* [The task]
Repeat the whole of the data, keeping every detail the same.

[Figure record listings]
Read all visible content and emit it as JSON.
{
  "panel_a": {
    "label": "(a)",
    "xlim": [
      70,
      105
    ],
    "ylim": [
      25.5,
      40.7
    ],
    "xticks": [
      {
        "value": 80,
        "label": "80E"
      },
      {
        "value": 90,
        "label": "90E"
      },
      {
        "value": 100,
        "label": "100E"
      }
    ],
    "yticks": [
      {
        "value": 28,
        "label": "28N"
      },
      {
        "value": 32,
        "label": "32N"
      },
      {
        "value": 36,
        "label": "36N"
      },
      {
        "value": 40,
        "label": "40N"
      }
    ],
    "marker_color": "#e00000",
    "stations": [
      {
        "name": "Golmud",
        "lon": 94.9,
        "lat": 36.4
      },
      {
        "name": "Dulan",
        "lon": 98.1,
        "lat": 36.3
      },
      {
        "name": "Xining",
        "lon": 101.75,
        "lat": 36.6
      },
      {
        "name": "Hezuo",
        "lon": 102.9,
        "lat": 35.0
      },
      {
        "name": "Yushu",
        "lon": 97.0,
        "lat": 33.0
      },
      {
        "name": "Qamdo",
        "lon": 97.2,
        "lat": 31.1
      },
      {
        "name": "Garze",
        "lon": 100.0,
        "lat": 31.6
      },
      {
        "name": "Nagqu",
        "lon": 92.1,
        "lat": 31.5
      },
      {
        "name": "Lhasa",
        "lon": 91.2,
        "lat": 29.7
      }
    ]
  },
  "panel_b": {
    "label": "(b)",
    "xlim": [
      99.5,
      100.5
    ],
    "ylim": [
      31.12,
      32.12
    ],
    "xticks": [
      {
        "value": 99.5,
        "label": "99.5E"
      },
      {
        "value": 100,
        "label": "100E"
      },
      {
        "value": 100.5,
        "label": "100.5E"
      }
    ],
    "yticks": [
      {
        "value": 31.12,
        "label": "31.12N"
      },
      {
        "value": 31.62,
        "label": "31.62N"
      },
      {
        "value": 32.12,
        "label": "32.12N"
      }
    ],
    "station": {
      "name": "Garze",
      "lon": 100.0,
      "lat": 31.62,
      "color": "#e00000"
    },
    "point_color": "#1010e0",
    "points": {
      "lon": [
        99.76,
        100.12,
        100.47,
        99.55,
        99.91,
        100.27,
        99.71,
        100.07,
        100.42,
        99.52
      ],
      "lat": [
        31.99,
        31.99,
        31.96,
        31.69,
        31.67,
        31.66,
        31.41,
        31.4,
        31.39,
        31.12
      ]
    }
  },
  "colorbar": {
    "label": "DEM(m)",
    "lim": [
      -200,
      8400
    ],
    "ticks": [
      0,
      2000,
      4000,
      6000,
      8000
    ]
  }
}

* [Task output]
Read all visible content and emit it as JSON.
{
  "panel_a": {
    "label": "(a)",
    "xlim": [
      70,
      105
    ],
    "ylim": [
      25.5,
      40.7
    ],
    "xticks": [
      {
        "value": 80,
        "label": "80E"
      },
      {
        "value": 90,
        "label": "90E"
      },
      {
        "value": 100,
        "label": "100E"
      }
    ],
    "yticks": [
      {
        "value": 28,
        "label": "28N"
      },
      {
        "value": 32,
        "label": "32N"
      },
      {
        "value": 36,
        "label": "36N"
      },
      {
        "value": 40,
        "label": "40N"
      }
    ],
    "marker_color": "#e00000",
    "stations": [
      {
        "name": "Golmud",
        "lon": 94.9,
        "lat": 36.4
      },
      {
        "name": "Dulan",
        "lon": 98.1,
        "lat": 36.3
      },
      {
        "name": "Xining",
        "lon": 101.75,
        "lat": 36.6
      },
      {
        "name": "Hezuo",
        "lon": 102.9,
        "lat": 35.0
      },
      {
        "name": "Yushu",
        "lon": 97.0,
        "lat": 33.0
      },
      {
        "name": "Qamdo",
        "lon": 97.2,
        "lat": 31.1
      },
      {
        "name": "Garze",
        "lon": 100.0,
        "lat": 31.6
      },
      {
        "name": "Nagqu",
        "lon": 92.1,
        "lat": 31.5
      },
      {
        "name": "Lhasa",
        "lon": 91.2,
        "lat": 29.7
      }
    ]
  },
  "panel_b": {
    "label": "(b)",
    "xlim": [
      99.5,
      100.5
    ],
    "ylim": [
      31.12,
      32.12
    ],
    "xticks": [
      {
        "value": 99.5,
        "label": "99.5E"
      },
      {
        "value": 100,
        "label": "100E"
      },
      {
        "value": 100.5,
        "label": "100.5E"
      }
    ],
    "yticks": [
      {
        "value": 31.12,
        "label": "31.12N"
      },
      {
        "value": 31.62,
        "label": "31.62N"
      },
      {
        "value": 32.12,
        "label": "32.12N"
      }
    ],
    "station": {
      "name": "Garze",
      "lon": 100.0,
      "lat": 31.62,
      "color": "#e00000"
    },
    "point_color": "#1010e0",
    "points": {
      "lon": [
        99.76,
        100.12,
        100.47,
        99.55,
        99.91,
        100.27,
        99.71,
        100.07,
        100.42,
        99.52
      ],
      "lat": [
        31.99,
        31.99,
        31.96,
        31.69,
        31.67,
        31.66,
        31.41,
        31.4,
        31.39,
        31.12
      ]
    }
  },
  "colorbar": {
    "label": "DEM(m)",
    "lim": [
      -200,
      8400
    ],
    "ticks": [
      0,
      2000,
      4000,
      6000,
      8000
    ]
  }
}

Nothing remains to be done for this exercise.